### Problem requirements
Give only the number of lines in the listing below where the string "source" occurs.

### Information shown
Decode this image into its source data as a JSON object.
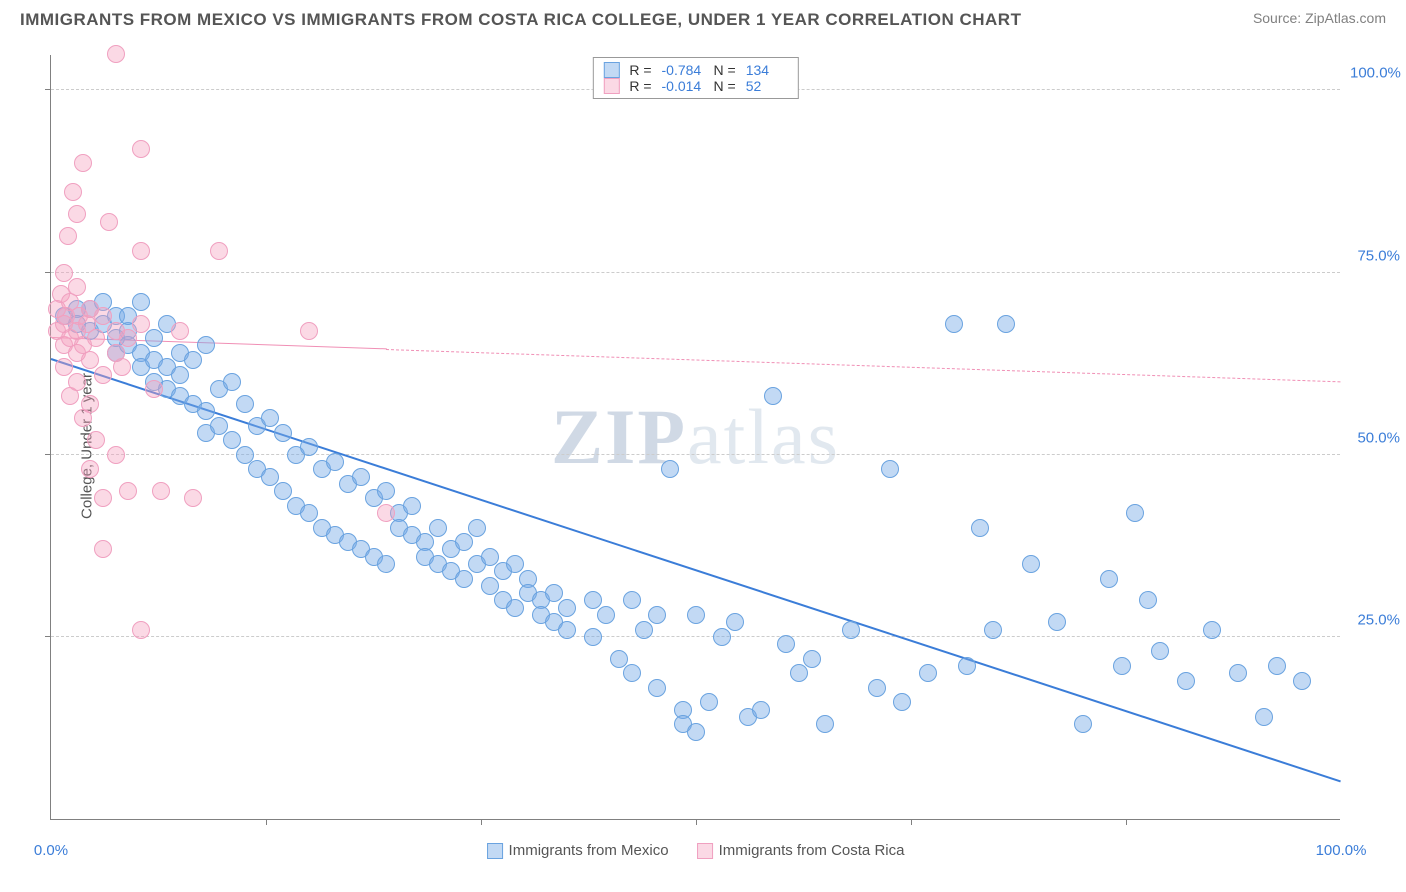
{
  "header": {
    "title": "IMMIGRANTS FROM MEXICO VS IMMIGRANTS FROM COSTA RICA COLLEGE, UNDER 1 YEAR CORRELATION CHART",
    "source": "Source: ZipAtlas.com"
  },
  "chart": {
    "type": "scatter",
    "y_label": "College, Under 1 year",
    "watermark_bold": "ZIP",
    "watermark_light": "atlas",
    "background_color": "#ffffff",
    "grid_color": "#cccccc",
    "axis_color": "#808080",
    "tick_label_color": "#3b7dd8",
    "xlim": [
      0,
      100
    ],
    "ylim": [
      0,
      105
    ],
    "y_ticks": [
      {
        "v": 25,
        "label": "25.0%"
      },
      {
        "v": 50,
        "label": "50.0%"
      },
      {
        "v": 75,
        "label": "75.0%"
      },
      {
        "v": 100,
        "label": "100.0%"
      }
    ],
    "x_ticks_minor": [
      16.67,
      33.33,
      50,
      66.67,
      83.33
    ],
    "x_tick_labels": [
      {
        "v": 0,
        "label": "0.0%"
      },
      {
        "v": 100,
        "label": "100.0%"
      }
    ],
    "series": [
      {
        "name": "Immigrants from Mexico",
        "fill_color": "rgba(120,170,230,0.45)",
        "stroke_color": "#6aa3e0",
        "marker_radius": 9,
        "points": [
          [
            1,
            69
          ],
          [
            2,
            70
          ],
          [
            2,
            68
          ],
          [
            3,
            70
          ],
          [
            3,
            67
          ],
          [
            4,
            71
          ],
          [
            4,
            68
          ],
          [
            5,
            69
          ],
          [
            5,
            66
          ],
          [
            5,
            64
          ],
          [
            6,
            67
          ],
          [
            6,
            65
          ],
          [
            6,
            69
          ],
          [
            7,
            71
          ],
          [
            7,
            64
          ],
          [
            7,
            62
          ],
          [
            8,
            66
          ],
          [
            8,
            63
          ],
          [
            8,
            60
          ],
          [
            9,
            68
          ],
          [
            9,
            62
          ],
          [
            9,
            59
          ],
          [
            10,
            64
          ],
          [
            10,
            61
          ],
          [
            10,
            58
          ],
          [
            11,
            63
          ],
          [
            11,
            57
          ],
          [
            12,
            65
          ],
          [
            12,
            56
          ],
          [
            12,
            53
          ],
          [
            13,
            59
          ],
          [
            13,
            54
          ],
          [
            14,
            60
          ],
          [
            14,
            52
          ],
          [
            15,
            57
          ],
          [
            15,
            50
          ],
          [
            16,
            54
          ],
          [
            16,
            48
          ],
          [
            17,
            55
          ],
          [
            17,
            47
          ],
          [
            18,
            53
          ],
          [
            18,
            45
          ],
          [
            19,
            50
          ],
          [
            19,
            43
          ],
          [
            20,
            51
          ],
          [
            20,
            42
          ],
          [
            21,
            48
          ],
          [
            21,
            40
          ],
          [
            22,
            49
          ],
          [
            22,
            39
          ],
          [
            23,
            46
          ],
          [
            23,
            38
          ],
          [
            24,
            47
          ],
          [
            24,
            37
          ],
          [
            25,
            44
          ],
          [
            25,
            36
          ],
          [
            26,
            45
          ],
          [
            26,
            35
          ],
          [
            27,
            42
          ],
          [
            27,
            40
          ],
          [
            28,
            43
          ],
          [
            28,
            39
          ],
          [
            29,
            38
          ],
          [
            29,
            36
          ],
          [
            30,
            40
          ],
          [
            30,
            35
          ],
          [
            31,
            37
          ],
          [
            31,
            34
          ],
          [
            32,
            38
          ],
          [
            32,
            33
          ],
          [
            33,
            35
          ],
          [
            33,
            40
          ],
          [
            34,
            36
          ],
          [
            34,
            32
          ],
          [
            35,
            34
          ],
          [
            35,
            30
          ],
          [
            36,
            35
          ],
          [
            36,
            29
          ],
          [
            37,
            33
          ],
          [
            37,
            31
          ],
          [
            38,
            30
          ],
          [
            38,
            28
          ],
          [
            39,
            31
          ],
          [
            39,
            27
          ],
          [
            40,
            29
          ],
          [
            40,
            26
          ],
          [
            42,
            30
          ],
          [
            42,
            25
          ],
          [
            43,
            28
          ],
          [
            44,
            22
          ],
          [
            45,
            30
          ],
          [
            45,
            20
          ],
          [
            46,
            26
          ],
          [
            47,
            28
          ],
          [
            47,
            18
          ],
          [
            48,
            48
          ],
          [
            49,
            15
          ],
          [
            49,
            13
          ],
          [
            50,
            28
          ],
          [
            50,
            12
          ],
          [
            51,
            16
          ],
          [
            52,
            25
          ],
          [
            53,
            27
          ],
          [
            54,
            14
          ],
          [
            55,
            15
          ],
          [
            56,
            58
          ],
          [
            57,
            24
          ],
          [
            58,
            20
          ],
          [
            59,
            22
          ],
          [
            60,
            13
          ],
          [
            62,
            26
          ],
          [
            64,
            18
          ],
          [
            65,
            48
          ],
          [
            66,
            16
          ],
          [
            68,
            20
          ],
          [
            70,
            68
          ],
          [
            71,
            21
          ],
          [
            72,
            40
          ],
          [
            73,
            26
          ],
          [
            74,
            68
          ],
          [
            76,
            35
          ],
          [
            78,
            27
          ],
          [
            80,
            13
          ],
          [
            82,
            33
          ],
          [
            83,
            21
          ],
          [
            84,
            42
          ],
          [
            85,
            30
          ],
          [
            86,
            23
          ],
          [
            88,
            19
          ],
          [
            90,
            26
          ],
          [
            92,
            20
          ],
          [
            94,
            14
          ],
          [
            95,
            21
          ],
          [
            97,
            19
          ]
        ],
        "trend": {
          "x1": 0,
          "y1": 63,
          "x2": 100,
          "y2": 5,
          "color": "#3b7dd8",
          "width": 2.5,
          "dash": "solid",
          "solid_to_x": 100
        }
      },
      {
        "name": "Immigrants from Costa Rica",
        "fill_color": "rgba(245,160,190,0.4)",
        "stroke_color": "#f0a0c0",
        "marker_radius": 9,
        "points": [
          [
            0.5,
            70
          ],
          [
            0.5,
            67
          ],
          [
            0.8,
            72
          ],
          [
            1,
            68
          ],
          [
            1,
            65
          ],
          [
            1,
            75
          ],
          [
            1,
            62
          ],
          [
            1.2,
            69
          ],
          [
            1.3,
            80
          ],
          [
            1.5,
            66
          ],
          [
            1.5,
            71
          ],
          [
            1.5,
            58
          ],
          [
            1.7,
            86
          ],
          [
            2,
            83
          ],
          [
            2,
            67
          ],
          [
            2,
            64
          ],
          [
            2,
            73
          ],
          [
            2,
            60
          ],
          [
            2.2,
            69
          ],
          [
            2.5,
            65
          ],
          [
            2.5,
            90
          ],
          [
            2.5,
            55
          ],
          [
            2.8,
            68
          ],
          [
            3,
            70
          ],
          [
            3,
            63
          ],
          [
            3,
            57
          ],
          [
            3,
            48
          ],
          [
            3.5,
            66
          ],
          [
            3.5,
            52
          ],
          [
            4,
            69
          ],
          [
            4,
            61
          ],
          [
            4,
            44
          ],
          [
            4,
            37
          ],
          [
            4.5,
            82
          ],
          [
            5,
            64
          ],
          [
            5,
            67
          ],
          [
            5,
            50
          ],
          [
            5,
            105
          ],
          [
            5.5,
            62
          ],
          [
            6,
            66
          ],
          [
            6,
            45
          ],
          [
            7,
            78
          ],
          [
            7,
            68
          ],
          [
            7,
            92
          ],
          [
            7,
            26
          ],
          [
            8,
            59
          ],
          [
            8.5,
            45
          ],
          [
            10,
            67
          ],
          [
            11,
            44
          ],
          [
            13,
            78
          ],
          [
            20,
            67
          ],
          [
            26,
            42
          ]
        ],
        "trend": {
          "x1": 0,
          "y1": 66,
          "x2": 100,
          "y2": 60,
          "color": "#f08fb5",
          "width": 1.5,
          "dash": "dashed",
          "solid_to_x": 26
        }
      }
    ],
    "legend_top": [
      {
        "swatch_fill": "rgba(120,170,230,0.45)",
        "swatch_stroke": "#6aa3e0",
        "R": "-0.784",
        "N": "134"
      },
      {
        "swatch_fill": "rgba(245,160,190,0.4)",
        "swatch_stroke": "#f0a0c0",
        "R": "-0.014",
        "N": "52"
      }
    ],
    "legend_bottom": [
      {
        "swatch_fill": "rgba(120,170,230,0.45)",
        "swatch_stroke": "#6aa3e0",
        "label": "Immigrants from Mexico"
      },
      {
        "swatch_fill": "rgba(245,160,190,0.4)",
        "swatch_stroke": "#f0a0c0",
        "label": "Immigrants from Costa Rica"
      }
    ]
  }
}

### Result below
2